Task to complete
Your answer must be an exact copy of the records below, with every picture left out.

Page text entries
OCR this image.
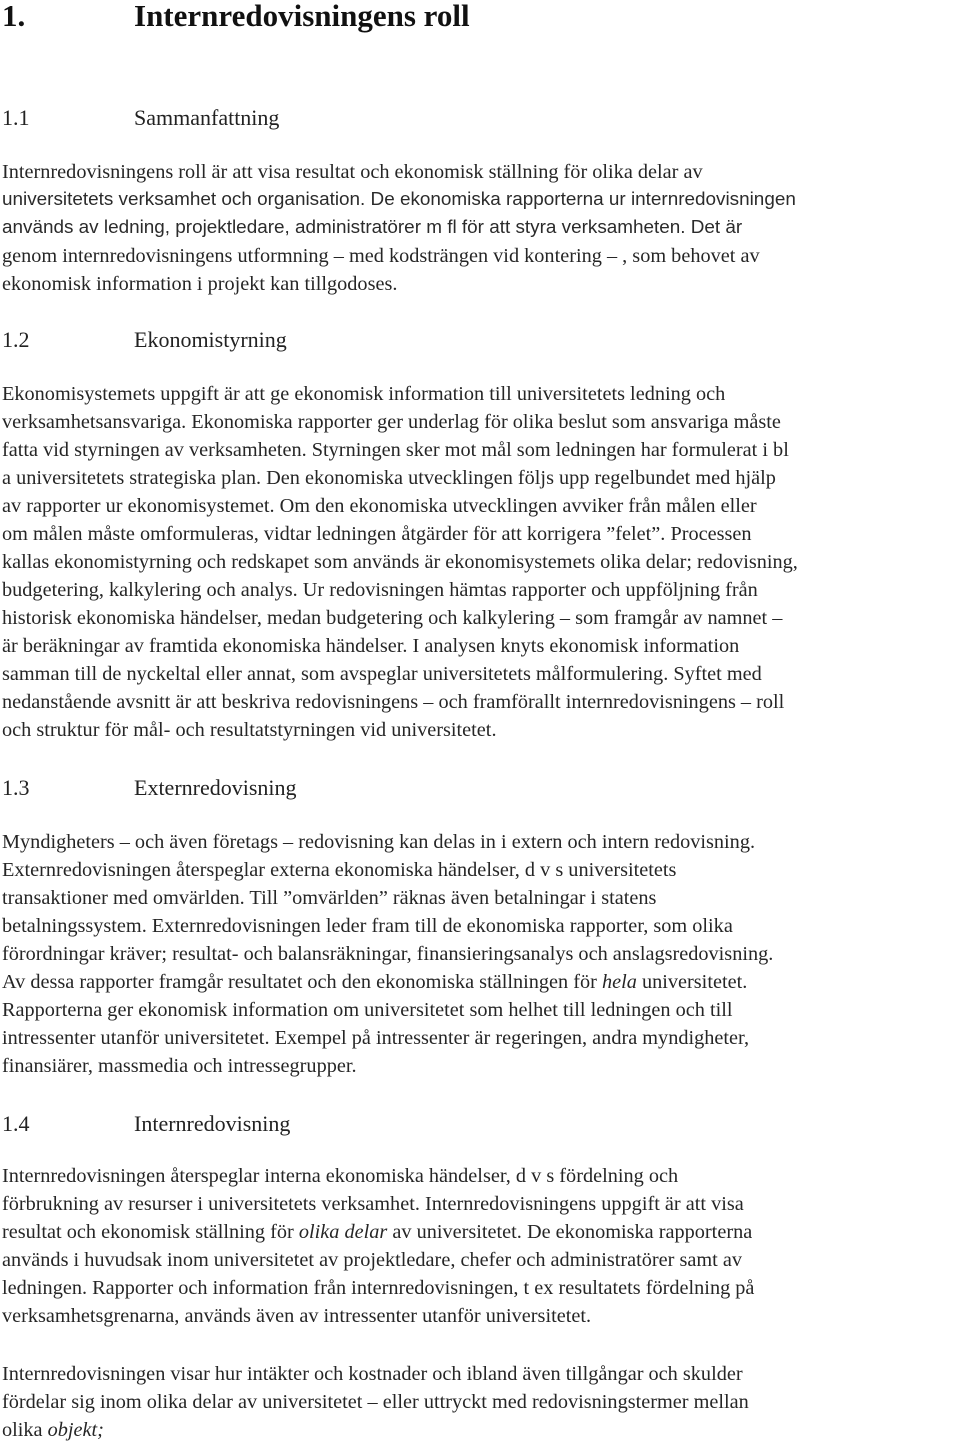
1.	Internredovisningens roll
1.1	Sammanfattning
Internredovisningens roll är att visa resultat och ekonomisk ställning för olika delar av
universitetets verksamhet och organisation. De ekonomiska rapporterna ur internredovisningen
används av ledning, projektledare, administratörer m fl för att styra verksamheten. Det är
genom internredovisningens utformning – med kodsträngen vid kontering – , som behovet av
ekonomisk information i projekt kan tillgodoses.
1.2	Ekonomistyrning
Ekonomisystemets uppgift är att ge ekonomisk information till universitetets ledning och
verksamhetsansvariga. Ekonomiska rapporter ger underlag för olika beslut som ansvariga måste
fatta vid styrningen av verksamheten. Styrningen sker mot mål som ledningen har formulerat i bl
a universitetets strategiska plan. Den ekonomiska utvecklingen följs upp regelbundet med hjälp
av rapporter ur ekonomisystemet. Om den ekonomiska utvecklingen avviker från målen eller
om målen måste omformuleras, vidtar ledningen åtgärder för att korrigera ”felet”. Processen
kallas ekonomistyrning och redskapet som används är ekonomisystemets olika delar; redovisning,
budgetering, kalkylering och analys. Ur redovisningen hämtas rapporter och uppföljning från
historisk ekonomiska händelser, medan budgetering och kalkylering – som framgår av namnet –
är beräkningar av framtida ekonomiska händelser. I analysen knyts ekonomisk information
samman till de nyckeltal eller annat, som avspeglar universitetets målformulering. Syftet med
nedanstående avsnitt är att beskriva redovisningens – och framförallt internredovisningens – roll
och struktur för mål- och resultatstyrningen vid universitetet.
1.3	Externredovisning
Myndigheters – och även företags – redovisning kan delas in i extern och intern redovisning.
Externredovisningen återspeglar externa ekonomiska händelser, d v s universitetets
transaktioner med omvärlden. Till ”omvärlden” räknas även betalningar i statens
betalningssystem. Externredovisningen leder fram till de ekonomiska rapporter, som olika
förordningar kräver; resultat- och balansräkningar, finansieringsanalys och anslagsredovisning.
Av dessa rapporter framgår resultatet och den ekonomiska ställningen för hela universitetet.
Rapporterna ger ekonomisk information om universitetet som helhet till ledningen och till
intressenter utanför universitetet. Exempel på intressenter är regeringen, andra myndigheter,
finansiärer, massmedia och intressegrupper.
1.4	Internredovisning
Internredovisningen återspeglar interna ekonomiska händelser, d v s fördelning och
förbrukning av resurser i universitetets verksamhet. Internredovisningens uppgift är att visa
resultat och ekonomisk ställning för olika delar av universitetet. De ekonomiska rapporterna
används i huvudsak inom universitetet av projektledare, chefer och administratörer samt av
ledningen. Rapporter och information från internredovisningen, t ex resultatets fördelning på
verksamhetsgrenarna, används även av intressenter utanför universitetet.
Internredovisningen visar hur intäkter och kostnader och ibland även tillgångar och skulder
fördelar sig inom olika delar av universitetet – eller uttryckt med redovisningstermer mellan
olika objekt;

Answer to the exercise
OCR this image.
1.	Internredovisningens roll
1.1	Sammanfattning
Internredovisningens roll är att visa resultat och ekonomisk ställning för olika delar av
universitetets verksamhet och organisation. De ekonomiska rapporterna ur internredovisningen
används av ledning, projektledare, administratörer m fl för att styra verksamheten. Det är
genom internredovisningens utformning – med kodsträngen vid kontering – , som behovet av
ekonomisk information i projekt kan tillgodoses.
1.2	Ekonomistyrning
Ekonomisystemets uppgift är att ge ekonomisk information till universitetets ledning och
verksamhetsansvariga. Ekonomiska rapporter ger underlag för olika beslut som ansvariga måste
fatta vid styrningen av verksamheten. Styrningen sker mot mål som ledningen har formulerat i bl
a universitetets strategiska plan. Den ekonomiska utvecklingen följs upp regelbundet med hjälp
av rapporter ur ekonomisystemet. Om den ekonomiska utvecklingen avviker från målen eller
om målen måste omformuleras, vidtar ledningen åtgärder för att korrigera ”felet”. Processen
kallas ekonomistyrning och redskapet som används är ekonomisystemets olika delar; redovisning,
budgetering, kalkylering och analys. Ur redovisningen hämtas rapporter och uppföljning från
historisk ekonomiska händelser, medan budgetering och kalkylering – som framgår av namnet –
är beräkningar av framtida ekonomiska händelser. I analysen knyts ekonomisk information
samman till de nyckeltal eller annat, som avspeglar universitetets målformulering. Syftet med
nedanstående avsnitt är att beskriva redovisningens – och framförallt internredovisningens – roll
och struktur för mål- och resultatstyrningen vid universitetet.
1.3	Externredovisning
Myndigheters – och även företags – redovisning kan delas in i extern och intern redovisning.
Externredovisningen återspeglar externa ekonomiska händelser, d v s universitetets
transaktioner med omvärlden. Till ”omvärlden” räknas även betalningar i statens
betalningssystem. Externredovisningen leder fram till de ekonomiska rapporter, som olika
förordningar kräver; resultat- och balansräkningar, finansieringsanalys och anslagsredovisning.
Av dessa rapporter framgår resultatet och den ekonomiska ställningen för hela universitetet.
Rapporterna ger ekonomisk information om universitetet som helhet till ledningen och till
intressenter utanför universitetet. Exempel på intressenter är regeringen, andra myndigheter,
finansiärer, massmedia och intressegrupper.
1.4	Internredovisning
Internredovisningen återspeglar interna ekonomiska händelser, d v s fördelning och
förbrukning av resurser i universitetets verksamhet. Internredovisningens uppgift är att visa
resultat och ekonomisk ställning för olika delar av universitetet. De ekonomiska rapporterna
används i huvudsak inom universitetet av projektledare, chefer och administratörer samt av
ledningen. Rapporter och information från internredovisningen, t ex resultatets fördelning på
verksamhetsgrenarna, används även av intressenter utanför universitetet.
Internredovisningen visar hur intäkter och kostnader och ibland även tillgångar och skulder
fördelar sig inom olika delar av universitetet – eller uttryckt med redovisningstermer mellan
olika objekt;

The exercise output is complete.